**STATED PROBLEM:** Here are some records; copy every line that holds the word "papel".

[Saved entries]

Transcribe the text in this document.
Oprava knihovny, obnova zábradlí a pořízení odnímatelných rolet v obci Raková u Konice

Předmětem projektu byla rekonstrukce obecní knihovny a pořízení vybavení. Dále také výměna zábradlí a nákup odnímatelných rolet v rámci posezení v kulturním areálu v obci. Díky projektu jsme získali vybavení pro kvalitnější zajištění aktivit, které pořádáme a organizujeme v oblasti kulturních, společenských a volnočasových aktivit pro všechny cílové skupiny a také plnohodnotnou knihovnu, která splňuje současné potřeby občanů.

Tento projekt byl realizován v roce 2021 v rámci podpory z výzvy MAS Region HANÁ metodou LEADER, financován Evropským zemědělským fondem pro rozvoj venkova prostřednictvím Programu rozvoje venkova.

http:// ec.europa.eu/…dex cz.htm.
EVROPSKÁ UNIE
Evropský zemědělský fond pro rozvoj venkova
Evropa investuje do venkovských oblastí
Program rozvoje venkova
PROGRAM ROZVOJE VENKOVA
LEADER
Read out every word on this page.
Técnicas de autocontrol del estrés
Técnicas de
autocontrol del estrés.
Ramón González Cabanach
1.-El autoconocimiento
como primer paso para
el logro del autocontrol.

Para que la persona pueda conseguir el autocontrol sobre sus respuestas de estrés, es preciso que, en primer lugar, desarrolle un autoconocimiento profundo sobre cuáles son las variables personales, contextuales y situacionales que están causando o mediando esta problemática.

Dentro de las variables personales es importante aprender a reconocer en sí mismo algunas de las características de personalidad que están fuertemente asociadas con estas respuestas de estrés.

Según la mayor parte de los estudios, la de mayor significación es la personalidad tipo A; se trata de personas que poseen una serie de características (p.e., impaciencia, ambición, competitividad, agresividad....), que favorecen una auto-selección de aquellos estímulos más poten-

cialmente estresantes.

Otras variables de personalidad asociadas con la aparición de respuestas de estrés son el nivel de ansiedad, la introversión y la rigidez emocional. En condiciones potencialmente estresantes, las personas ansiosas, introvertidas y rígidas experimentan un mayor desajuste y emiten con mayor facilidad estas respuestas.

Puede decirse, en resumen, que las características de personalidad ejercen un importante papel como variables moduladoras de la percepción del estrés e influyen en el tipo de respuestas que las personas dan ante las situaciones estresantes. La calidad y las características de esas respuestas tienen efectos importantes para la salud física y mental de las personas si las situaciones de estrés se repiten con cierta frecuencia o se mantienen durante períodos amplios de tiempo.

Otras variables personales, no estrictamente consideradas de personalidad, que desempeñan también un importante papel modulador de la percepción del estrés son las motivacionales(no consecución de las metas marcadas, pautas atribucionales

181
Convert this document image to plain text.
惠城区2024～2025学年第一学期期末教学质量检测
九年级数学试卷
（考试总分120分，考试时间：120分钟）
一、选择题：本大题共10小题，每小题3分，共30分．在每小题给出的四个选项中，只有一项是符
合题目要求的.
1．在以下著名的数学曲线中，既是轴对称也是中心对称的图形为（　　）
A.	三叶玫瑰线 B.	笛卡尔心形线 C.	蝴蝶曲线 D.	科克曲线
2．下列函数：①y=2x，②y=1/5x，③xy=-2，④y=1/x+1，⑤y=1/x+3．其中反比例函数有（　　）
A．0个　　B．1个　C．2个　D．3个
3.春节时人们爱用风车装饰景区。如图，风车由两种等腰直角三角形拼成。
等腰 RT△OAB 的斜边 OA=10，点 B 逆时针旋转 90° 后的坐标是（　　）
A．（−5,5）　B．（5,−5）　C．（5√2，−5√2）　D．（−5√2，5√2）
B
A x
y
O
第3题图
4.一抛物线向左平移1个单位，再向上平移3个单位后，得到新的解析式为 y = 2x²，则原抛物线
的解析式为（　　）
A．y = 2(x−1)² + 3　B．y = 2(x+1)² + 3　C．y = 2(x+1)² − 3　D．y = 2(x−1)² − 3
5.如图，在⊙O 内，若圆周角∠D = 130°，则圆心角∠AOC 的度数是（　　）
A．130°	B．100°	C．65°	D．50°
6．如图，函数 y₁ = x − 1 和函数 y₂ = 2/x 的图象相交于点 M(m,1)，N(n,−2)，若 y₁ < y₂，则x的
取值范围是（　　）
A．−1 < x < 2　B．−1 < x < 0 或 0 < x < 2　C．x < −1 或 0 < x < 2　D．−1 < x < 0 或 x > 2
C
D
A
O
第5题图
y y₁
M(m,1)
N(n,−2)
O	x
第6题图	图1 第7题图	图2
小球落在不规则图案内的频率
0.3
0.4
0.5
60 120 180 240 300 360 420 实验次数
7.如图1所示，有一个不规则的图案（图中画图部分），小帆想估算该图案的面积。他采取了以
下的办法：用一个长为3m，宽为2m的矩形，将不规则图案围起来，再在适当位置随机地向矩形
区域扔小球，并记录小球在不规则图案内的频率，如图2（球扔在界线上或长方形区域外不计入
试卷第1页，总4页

**SOLUTION TO THIS PROBLEM:**
Puede decirse, en resumen, que las características de personalidad ejercen un importante papel como variables moduladoras de la percepción del estrés e influyen en el tipo de respuestas que las personas dan ante las situaciones estresantes. La calidad y las características de esas respuestas tienen efectos importantes para la salud física y mental de las personas si las situaciones de estrés se repiten con cierta frecuencia o se mantienen durante períodos amplios de tiempo.
Otras variables personales, no estrictamente consideradas de personalidad, que desempeñan también un importante papel modulador de la percepción del estrés son las motivacionales(no consecución de las metas marcadas, pautas atribucionales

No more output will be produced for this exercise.